WHAT YOU HAVE TO DO:
Where the word "Красноярского" occurs in a line, return that line.

DATASET ENTRIES:
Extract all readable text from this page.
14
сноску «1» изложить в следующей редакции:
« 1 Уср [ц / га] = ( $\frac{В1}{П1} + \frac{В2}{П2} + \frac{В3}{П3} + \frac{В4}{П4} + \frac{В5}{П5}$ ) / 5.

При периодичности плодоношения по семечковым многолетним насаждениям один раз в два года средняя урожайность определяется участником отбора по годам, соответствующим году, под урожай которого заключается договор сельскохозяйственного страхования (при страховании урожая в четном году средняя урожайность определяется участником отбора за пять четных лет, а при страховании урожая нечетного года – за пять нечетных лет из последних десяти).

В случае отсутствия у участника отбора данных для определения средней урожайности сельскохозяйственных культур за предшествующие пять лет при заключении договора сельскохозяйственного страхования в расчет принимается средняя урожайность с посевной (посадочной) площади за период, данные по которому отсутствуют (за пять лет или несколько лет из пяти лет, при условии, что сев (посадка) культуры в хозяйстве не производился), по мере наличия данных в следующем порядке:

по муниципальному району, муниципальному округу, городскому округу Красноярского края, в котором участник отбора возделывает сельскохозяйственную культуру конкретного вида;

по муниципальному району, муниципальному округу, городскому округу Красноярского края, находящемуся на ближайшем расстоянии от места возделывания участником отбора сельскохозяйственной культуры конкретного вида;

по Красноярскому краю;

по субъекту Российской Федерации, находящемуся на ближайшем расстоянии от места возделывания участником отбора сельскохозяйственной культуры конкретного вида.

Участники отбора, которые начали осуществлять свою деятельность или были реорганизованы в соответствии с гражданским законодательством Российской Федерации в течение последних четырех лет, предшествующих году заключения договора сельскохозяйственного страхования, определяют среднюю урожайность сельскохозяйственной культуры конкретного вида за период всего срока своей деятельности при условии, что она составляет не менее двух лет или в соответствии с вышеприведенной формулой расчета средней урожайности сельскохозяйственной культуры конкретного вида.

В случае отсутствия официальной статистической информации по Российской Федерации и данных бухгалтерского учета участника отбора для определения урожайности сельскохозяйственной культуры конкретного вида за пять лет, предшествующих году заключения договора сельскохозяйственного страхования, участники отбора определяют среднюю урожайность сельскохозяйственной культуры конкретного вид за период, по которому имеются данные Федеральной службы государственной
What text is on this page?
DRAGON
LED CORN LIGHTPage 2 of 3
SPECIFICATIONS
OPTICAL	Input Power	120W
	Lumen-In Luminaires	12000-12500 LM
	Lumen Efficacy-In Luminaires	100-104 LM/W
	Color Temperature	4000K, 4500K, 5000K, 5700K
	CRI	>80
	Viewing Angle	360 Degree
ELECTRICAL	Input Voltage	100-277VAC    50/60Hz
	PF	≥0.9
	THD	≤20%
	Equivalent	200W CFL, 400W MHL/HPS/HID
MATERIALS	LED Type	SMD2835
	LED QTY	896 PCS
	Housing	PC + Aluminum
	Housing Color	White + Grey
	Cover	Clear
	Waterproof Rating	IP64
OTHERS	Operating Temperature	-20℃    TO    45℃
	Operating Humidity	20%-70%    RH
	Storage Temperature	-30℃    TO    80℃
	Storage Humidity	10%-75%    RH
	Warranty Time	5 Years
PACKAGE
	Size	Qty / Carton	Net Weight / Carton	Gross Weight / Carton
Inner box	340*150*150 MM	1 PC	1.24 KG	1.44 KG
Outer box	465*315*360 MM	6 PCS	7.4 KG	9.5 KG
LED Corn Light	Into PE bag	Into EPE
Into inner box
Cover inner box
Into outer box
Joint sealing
---
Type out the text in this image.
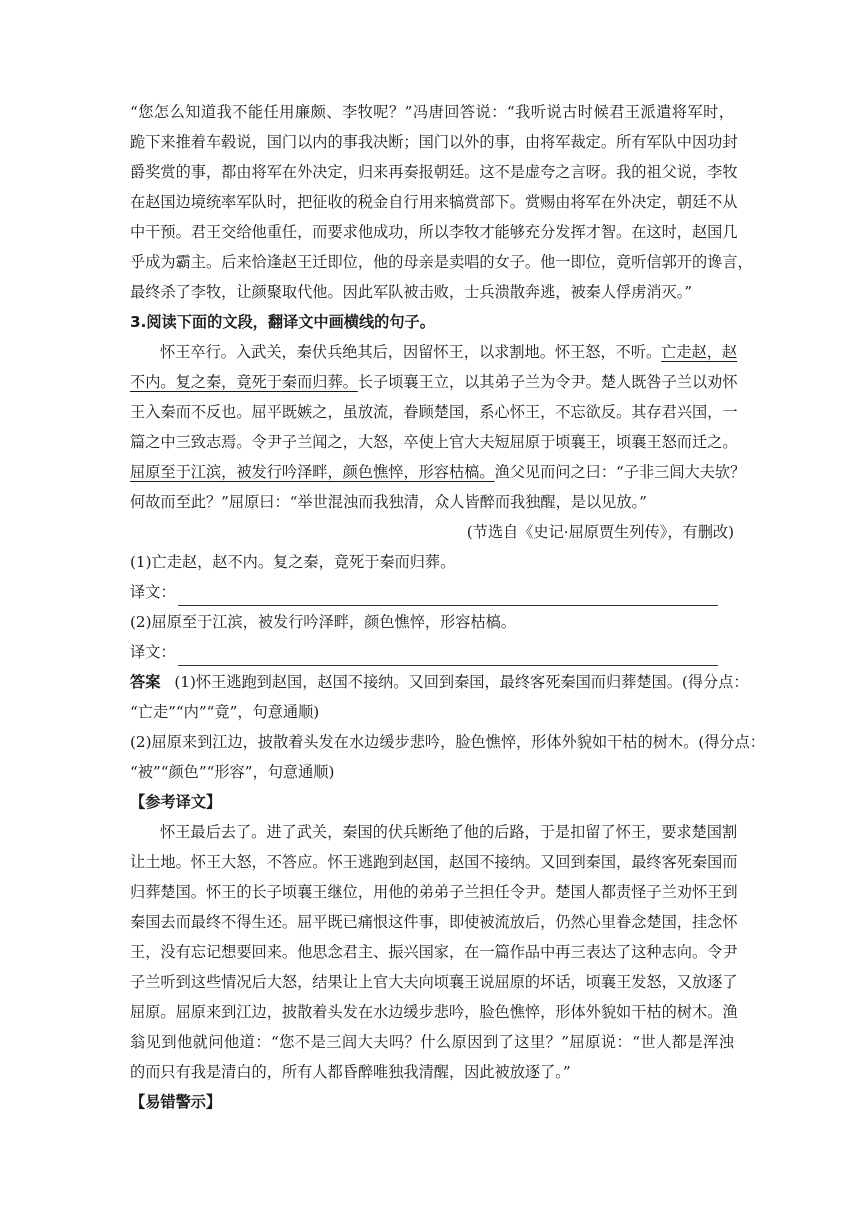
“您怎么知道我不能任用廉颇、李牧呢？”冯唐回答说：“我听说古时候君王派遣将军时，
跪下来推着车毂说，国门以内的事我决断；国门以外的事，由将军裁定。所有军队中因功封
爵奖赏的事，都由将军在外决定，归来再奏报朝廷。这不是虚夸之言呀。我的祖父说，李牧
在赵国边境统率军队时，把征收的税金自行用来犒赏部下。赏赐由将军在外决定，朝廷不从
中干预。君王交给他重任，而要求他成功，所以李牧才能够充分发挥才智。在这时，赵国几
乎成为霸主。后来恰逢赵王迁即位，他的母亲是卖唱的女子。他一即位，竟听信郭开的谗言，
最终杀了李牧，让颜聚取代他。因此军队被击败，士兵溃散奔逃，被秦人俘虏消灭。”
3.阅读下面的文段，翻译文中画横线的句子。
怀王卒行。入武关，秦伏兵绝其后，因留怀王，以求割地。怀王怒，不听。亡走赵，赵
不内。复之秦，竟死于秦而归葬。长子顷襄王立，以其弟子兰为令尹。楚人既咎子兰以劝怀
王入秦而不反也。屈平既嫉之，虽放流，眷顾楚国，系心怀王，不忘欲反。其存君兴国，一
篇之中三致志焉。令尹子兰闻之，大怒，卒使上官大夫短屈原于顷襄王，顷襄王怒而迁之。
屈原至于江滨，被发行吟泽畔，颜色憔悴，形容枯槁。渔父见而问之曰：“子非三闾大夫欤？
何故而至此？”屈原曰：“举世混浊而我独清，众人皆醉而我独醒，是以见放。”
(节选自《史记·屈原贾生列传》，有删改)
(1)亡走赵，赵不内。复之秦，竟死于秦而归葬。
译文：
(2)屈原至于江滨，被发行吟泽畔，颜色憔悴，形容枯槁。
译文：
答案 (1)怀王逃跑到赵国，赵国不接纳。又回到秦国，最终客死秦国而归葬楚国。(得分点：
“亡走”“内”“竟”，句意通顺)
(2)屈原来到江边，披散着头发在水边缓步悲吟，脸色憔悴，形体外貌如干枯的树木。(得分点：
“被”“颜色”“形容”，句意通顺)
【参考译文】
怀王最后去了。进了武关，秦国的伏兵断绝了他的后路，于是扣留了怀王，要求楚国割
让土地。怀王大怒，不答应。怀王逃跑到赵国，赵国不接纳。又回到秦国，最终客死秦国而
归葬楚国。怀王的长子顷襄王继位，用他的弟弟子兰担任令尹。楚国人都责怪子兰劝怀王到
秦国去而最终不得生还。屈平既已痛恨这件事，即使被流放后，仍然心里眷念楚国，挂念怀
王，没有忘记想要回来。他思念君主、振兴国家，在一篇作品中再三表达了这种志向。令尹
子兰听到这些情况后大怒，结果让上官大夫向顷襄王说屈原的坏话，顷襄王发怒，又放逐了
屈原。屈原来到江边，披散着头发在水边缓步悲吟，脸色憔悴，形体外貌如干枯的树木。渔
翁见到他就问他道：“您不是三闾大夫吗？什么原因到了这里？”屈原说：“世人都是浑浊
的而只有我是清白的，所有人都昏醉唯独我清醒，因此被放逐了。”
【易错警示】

RESULT BELOW:
по муниципальному району, муниципальному округу, городскому округу Красноярского края, в котором участник отбора возделывает сельскохозяйственную культуру конкретного вида;
по муниципальному району, муниципальному округу, городскому округу Красноярского края, находящемуся на ближайшем расстоянии от места возделывания участником отбора сельскохозяйственной культуры конкретного вида;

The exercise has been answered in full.